Extract each line of the material that follows exactly and omit its pictures.

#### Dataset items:
= = = = = = =

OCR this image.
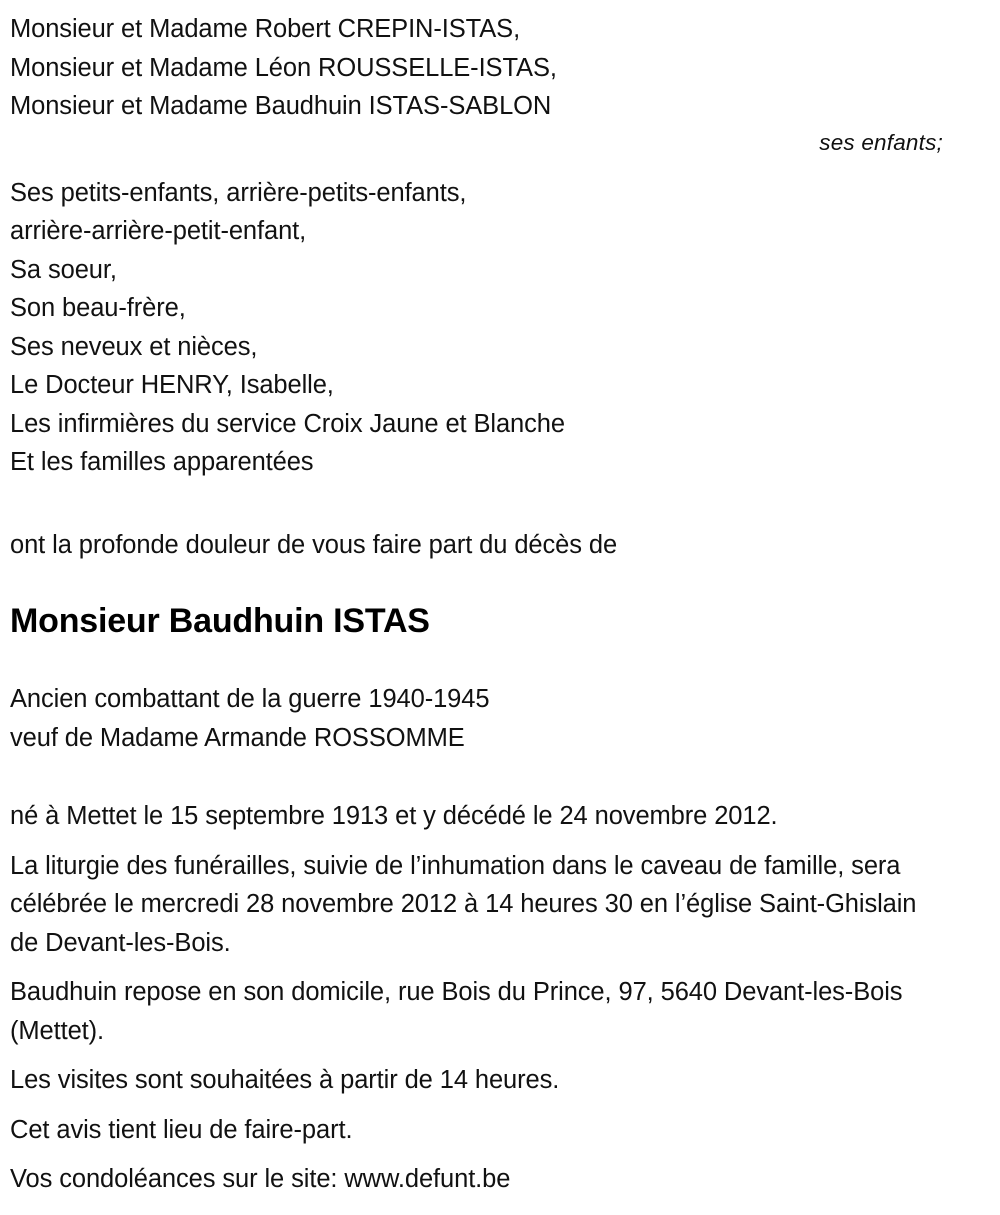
Monsieur et Madame Robert CREPIN-ISTAS,
Monsieur et Madame Léon ROUSSELLE-ISTAS,
Monsieur et Madame Baudhuin ISTAS-SABLON
ses enfants;
Ses petits-enfants, arrière-petits-enfants,
arrière-arrière-petit-enfant,
Sa soeur,
Son beau-frère,
Ses neveux et nièces,
Le Docteur HENRY, Isabelle,
Les infirmières du service Croix Jaune et Blanche
Et les familles apparentées
ont la profonde douleur de vous faire part du décès de
Monsieur Baudhuin ISTAS
Ancien combattant de la guerre 1940-1945
veuf de Madame Armande ROSSOMME

né à Mettet le 15 septembre 1913 et y décédé le 24 novembre 2012.

La liturgie des funérailles, suivie de l’inhumation dans le caveau de famille, sera célébrée le mercredi 28 novembre 2012 à 14 heures 30 en l’église Saint-Ghislain de Devant-les-Bois.

Baudhuin repose en son domicile, rue Bois du Prince, 97, 5640 Devant-les-Bois (Mettet).

Les visites sont souhaitées à partir de 14 heures.

Cet avis tient lieu de faire-part.

Vos condoléances sur le site: www.defunt.be
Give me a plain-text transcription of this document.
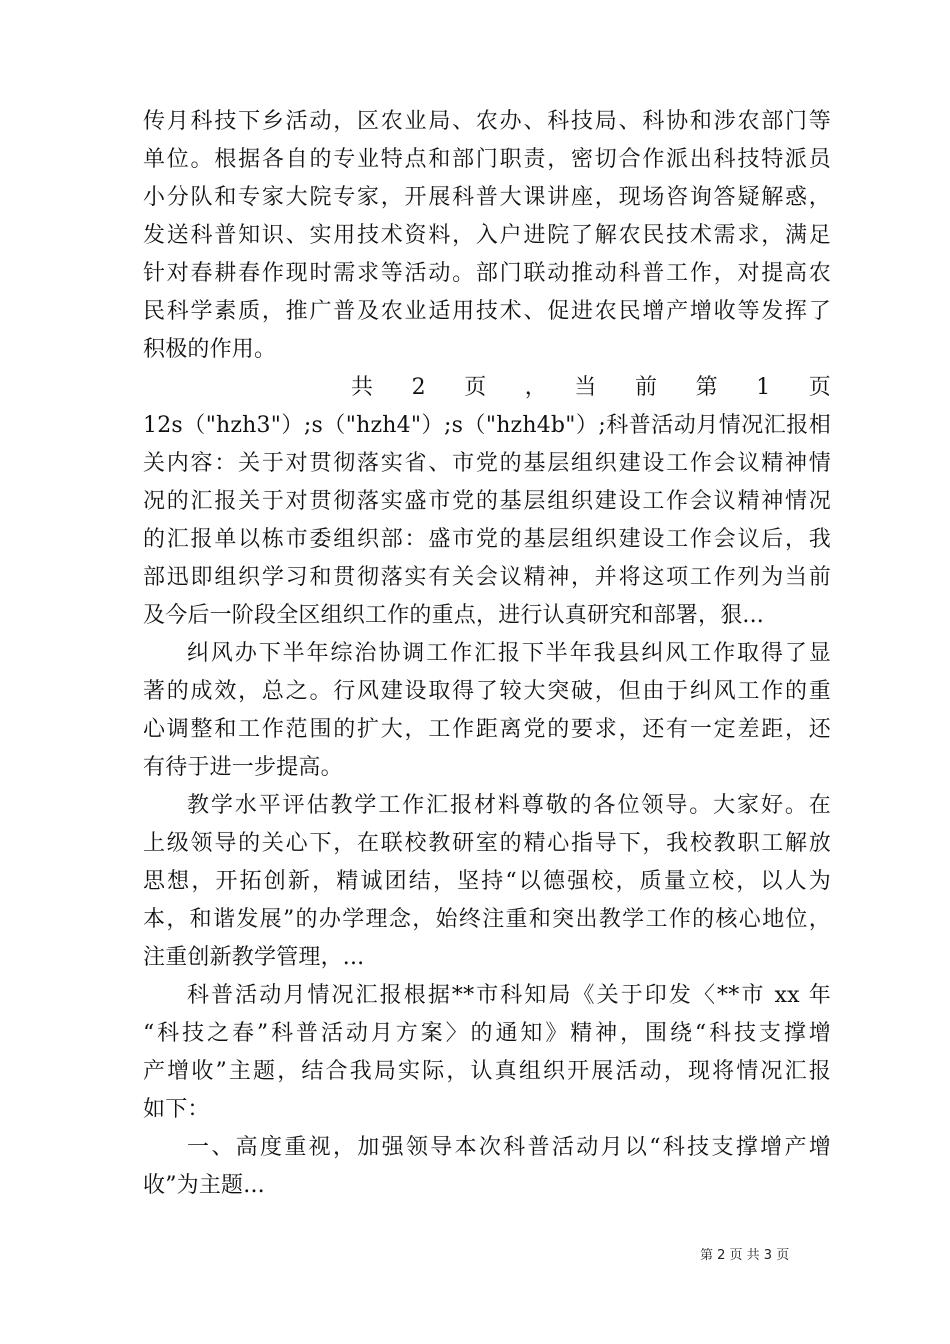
传月科技下乡活动，区农业局、农办、科技局、科协和涉农部门等
单位。根据各自的专业特点和部门职责，密切合作派出科技特派员
小分队和专家大院专家，开展科普大课讲座，现场咨询答疑解惑，
发送科普知识、实用技术资料，入户进院了解农民技术需求，满足
针对春耕春作现时需求等活动。部门联动推动科普工作，对提高农
民科学素质，推广普及农业适用技术、促进农民增产增收等发挥了
积极的作用。
共　2　页　，　当　前　第　1　页
12s（"hzh3"）;s（"hzh4"）;s（"hzh4b"）;科普活动月情况汇报相
关内容：关于对贯彻落实省、市党的基层组织建设工作会议精神情
况的汇报关于对贯彻落实盛市党的基层组织建设工作会议精神情况
的汇报单以栋市委组织部：盛市党的基层组织建设工作会议后，我
部迅即组织学习和贯彻落实有关会议精神，并将这项工作列为当前
及今后一阶段全区组织工作的重点，进行认真研究和部署，狠...
纠风办下半年综治协调工作汇报下半年我县纠风工作取得了显
著的成效，总之。行风建设取得了较大突破，但由于纠风工作的重
心调整和工作范围的扩大，工作距离党的要求，还有一定差距，还
有待于进一步提高。
教学水平评估教学工作汇报材料尊敬的各位领导。大家好。在
上级领导的关心下，在联校教研室的精心指导下，我校教职工解放
思想，开拓创新，精诚团结，坚持“以德强校，质量立校，以人为
本，和谐发展”的办学理念，始终注重和突出教学工作的核心地位，
注重创新教学管理，...
科普活动月情况汇报根据**市科知局《关于印发〈**市 xx 年
“科技之春”科普活动月方案〉的通知》精神，围绕“科技支撑增
产增收”主题，结合我局实际，认真组织开展活动，现将情况汇报
如下：
一、高度重视，加强领导本次科普活动月以“科技支撑增产增
收”为主题...
第 2 页 共 3 页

= = = = = = =

#### Result:
OCR this image.
Monsieur et Madame Robert CREPIN-ISTAS,
Monsieur et Madame Léon ROUSSELLE-ISTAS,
Monsieur et Madame Baudhuin ISTAS-SABLON
ses enfants;
Ses petits-enfants, arrière-petits-enfants,
arrière-arrière-petit-enfant,
Sa soeur,
Son beau-frère,
Ses neveux et nièces,
Le Docteur HENRY, Isabelle,
Les infirmières du service Croix Jaune et Blanche
Et les familles apparentées
ont la profonde douleur de vous faire part du décès de
Monsieur Baudhuin ISTAS
Ancien combattant de la guerre 1940-1945
veuf de Madame Armande ROSSOMME

né à Mettet le 15 septembre 1913 et y décédé le 24 novembre 2012.

La liturgie des funérailles, suivie de l’inhumation dans le caveau de famille, sera célébrée le mercredi 28 novembre 2012 à 14 heures 30 en l’église Saint-Ghislain de Devant-les-Bois.

Baudhuin repose en son domicile, rue Bois du Prince, 97, 5640 Devant-les-Bois (Mettet).

Les visites sont souhaitées à partir de 14 heures.

Cet avis tient lieu de faire-part.

Vos condoléances sur le site: www.defunt.be
Give me a plain-text transcription of this document.
传月科技下乡活动，区农业局、农办、科技局、科协和涉农部门等
单位。根据各自的专业特点和部门职责，密切合作派出科技特派员
小分队和专家大院专家，开展科普大课讲座，现场咨询答疑解惑，
发送科普知识、实用技术资料，入户进院了解农民技术需求，满足
针对春耕春作现时需求等活动。部门联动推动科普工作，对提高农
民科学素质，推广普及农业适用技术、促进农民增产增收等发挥了
积极的作用。
共　2　页　，　当　前　第　1　页
12s（"hzh3"）;s（"hzh4"）;s（"hzh4b"）;科普活动月情况汇报相
关内容：关于对贯彻落实省、市党的基层组织建设工作会议精神情
况的汇报关于对贯彻落实盛市党的基层组织建设工作会议精神情况
的汇报单以栋市委组织部：盛市党的基层组织建设工作会议后，我
部迅即组织学习和贯彻落实有关会议精神，并将这项工作列为当前
及今后一阶段全区组织工作的重点，进行认真研究和部署，狠...
纠风办下半年综治协调工作汇报下半年我县纠风工作取得了显
著的成效，总之。行风建设取得了较大突破，但由于纠风工作的重
心调整和工作范围的扩大，工作距离党的要求，还有一定差距，还
有待于进一步提高。
教学水平评估教学工作汇报材料尊敬的各位领导。大家好。在
上级领导的关心下，在联校教研室的精心指导下，我校教职工解放
思想，开拓创新，精诚团结，坚持“以德强校，质量立校，以人为
本，和谐发展”的办学理念，始终注重和突出教学工作的核心地位，
注重创新教学管理，...
科普活动月情况汇报根据**市科知局《关于印发〈**市 xx 年
“科技之春”科普活动月方案〉的通知》精神，围绕“科技支撑增
产增收”主题，结合我局实际，认真组织开展活动，现将情况汇报
如下：
一、高度重视，加强领导本次科普活动月以“科技支撑增产增
收”为主题...
第 2 页 共 3 页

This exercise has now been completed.